* [Directions for this task]: Reproduce each line from the records that holds "screenshot".

* [Data section]:
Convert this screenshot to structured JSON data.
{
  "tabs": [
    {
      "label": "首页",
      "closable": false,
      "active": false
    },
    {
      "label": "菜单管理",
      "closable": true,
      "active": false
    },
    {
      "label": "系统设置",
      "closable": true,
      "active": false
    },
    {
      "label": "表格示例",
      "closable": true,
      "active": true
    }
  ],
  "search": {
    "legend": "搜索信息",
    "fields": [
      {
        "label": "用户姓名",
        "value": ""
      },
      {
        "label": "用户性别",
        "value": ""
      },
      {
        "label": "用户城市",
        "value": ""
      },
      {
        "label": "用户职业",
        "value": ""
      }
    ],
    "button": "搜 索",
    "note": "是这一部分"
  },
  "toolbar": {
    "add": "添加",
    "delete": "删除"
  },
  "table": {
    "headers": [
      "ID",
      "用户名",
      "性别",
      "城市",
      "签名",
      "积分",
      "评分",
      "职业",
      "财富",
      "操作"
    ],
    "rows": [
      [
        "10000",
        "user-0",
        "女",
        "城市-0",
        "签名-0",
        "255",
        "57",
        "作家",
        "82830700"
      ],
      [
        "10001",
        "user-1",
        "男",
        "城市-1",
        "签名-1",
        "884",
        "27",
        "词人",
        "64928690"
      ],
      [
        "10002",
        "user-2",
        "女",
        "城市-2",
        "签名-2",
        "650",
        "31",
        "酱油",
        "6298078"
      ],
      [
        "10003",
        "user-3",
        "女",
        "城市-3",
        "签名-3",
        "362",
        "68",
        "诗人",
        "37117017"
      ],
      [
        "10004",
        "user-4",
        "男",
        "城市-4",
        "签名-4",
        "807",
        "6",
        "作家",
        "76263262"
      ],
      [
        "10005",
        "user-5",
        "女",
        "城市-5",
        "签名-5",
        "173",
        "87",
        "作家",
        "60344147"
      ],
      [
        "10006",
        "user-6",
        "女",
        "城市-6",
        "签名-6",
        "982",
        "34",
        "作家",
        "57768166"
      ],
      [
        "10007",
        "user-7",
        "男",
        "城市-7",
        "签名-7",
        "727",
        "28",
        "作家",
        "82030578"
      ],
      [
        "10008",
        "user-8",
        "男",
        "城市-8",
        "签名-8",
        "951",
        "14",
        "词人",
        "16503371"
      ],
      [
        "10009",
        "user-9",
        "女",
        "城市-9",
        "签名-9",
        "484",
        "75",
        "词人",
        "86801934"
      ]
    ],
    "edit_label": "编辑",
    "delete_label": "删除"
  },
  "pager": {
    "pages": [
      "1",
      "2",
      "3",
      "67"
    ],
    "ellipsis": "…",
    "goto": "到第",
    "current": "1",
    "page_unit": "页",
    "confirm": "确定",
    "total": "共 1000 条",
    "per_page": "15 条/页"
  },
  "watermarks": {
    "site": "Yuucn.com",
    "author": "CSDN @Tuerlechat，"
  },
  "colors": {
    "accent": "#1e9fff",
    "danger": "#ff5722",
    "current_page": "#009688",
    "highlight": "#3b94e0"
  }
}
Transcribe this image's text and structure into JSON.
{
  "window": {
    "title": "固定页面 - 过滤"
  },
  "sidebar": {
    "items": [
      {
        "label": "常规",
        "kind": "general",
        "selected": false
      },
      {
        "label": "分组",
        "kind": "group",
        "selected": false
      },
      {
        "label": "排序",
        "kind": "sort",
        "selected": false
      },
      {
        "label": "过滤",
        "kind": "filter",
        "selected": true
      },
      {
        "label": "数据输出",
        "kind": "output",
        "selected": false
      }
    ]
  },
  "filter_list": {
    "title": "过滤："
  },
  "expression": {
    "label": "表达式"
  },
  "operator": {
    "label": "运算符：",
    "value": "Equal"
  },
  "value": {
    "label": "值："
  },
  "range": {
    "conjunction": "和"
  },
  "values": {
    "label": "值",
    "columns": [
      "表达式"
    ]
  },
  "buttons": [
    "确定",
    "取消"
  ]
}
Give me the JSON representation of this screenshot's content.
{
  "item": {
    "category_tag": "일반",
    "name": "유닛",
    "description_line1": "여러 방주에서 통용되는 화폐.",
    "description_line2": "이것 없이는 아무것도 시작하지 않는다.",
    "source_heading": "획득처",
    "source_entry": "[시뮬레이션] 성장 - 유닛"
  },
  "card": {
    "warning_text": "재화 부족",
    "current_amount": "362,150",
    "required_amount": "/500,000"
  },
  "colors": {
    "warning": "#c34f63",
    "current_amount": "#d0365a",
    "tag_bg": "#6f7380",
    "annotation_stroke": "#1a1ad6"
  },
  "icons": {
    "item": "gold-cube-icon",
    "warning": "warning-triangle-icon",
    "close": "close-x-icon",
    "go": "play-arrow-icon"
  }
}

* [Finished answer]:
Convert this screenshot to structured JSON data.
Give me the JSON representation of this screenshot's content.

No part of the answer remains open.